• [OBJECTIVE] According to the talk page excerpt, why was "h" chosen for romanizing ~っ?

Thanks! Looks like everything listed has been done now (1,2,3). Wyang (talk) 05:25, 12 April 2013 (UTC)Reply

Documentation edit

Can somebody please write the documentation? I would, but I don't know how everything in it works. Please, we need to be careful to document our modules so others can use them more easily. —Μετάknowledgediscuss/deeds 04:51, 15 April 2013 (UTC)Reply

Excellent. Thank you! —Μετάknowledgediscuss/deeds 20:16, 15 April 2013 (UTC)Reply

romanization of ~っ edit

@TAKASUGI Shinji I'm not sure 't' is suitable either; なーんてねっ (nānte net) seems odd to me. I chose "h" so that あっ would become ah (I had totally forgotten about h as another method of romanizing long vowels).

• [STORED DATA]
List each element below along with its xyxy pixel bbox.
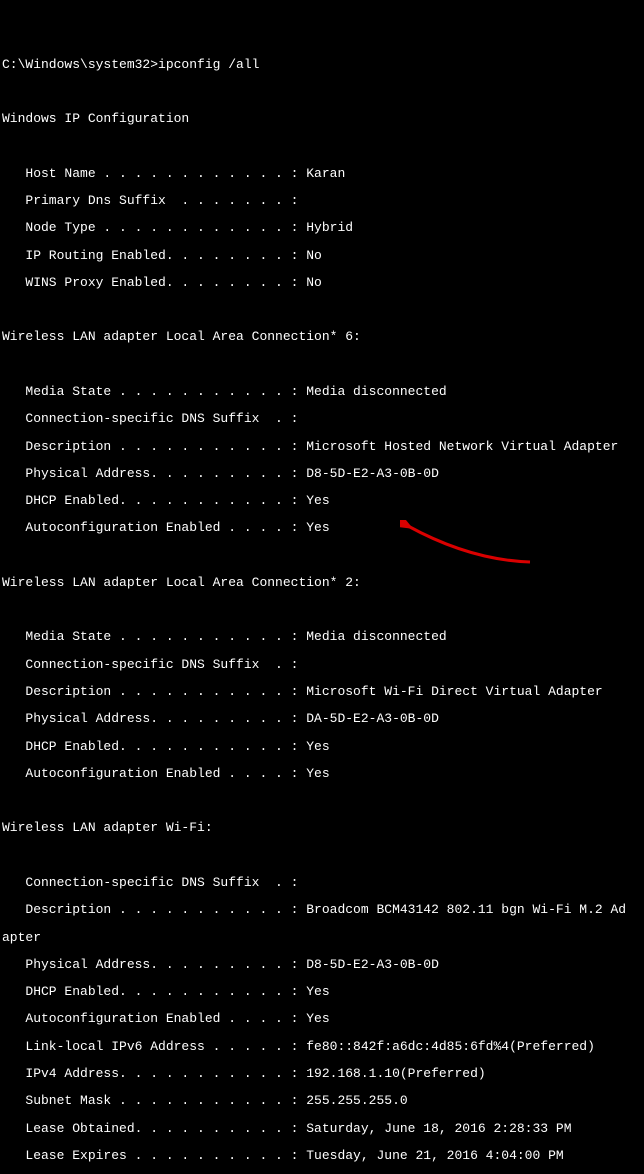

• [ANSWER TO THE EXERCISE] It was chosen so that あっ would become "ah."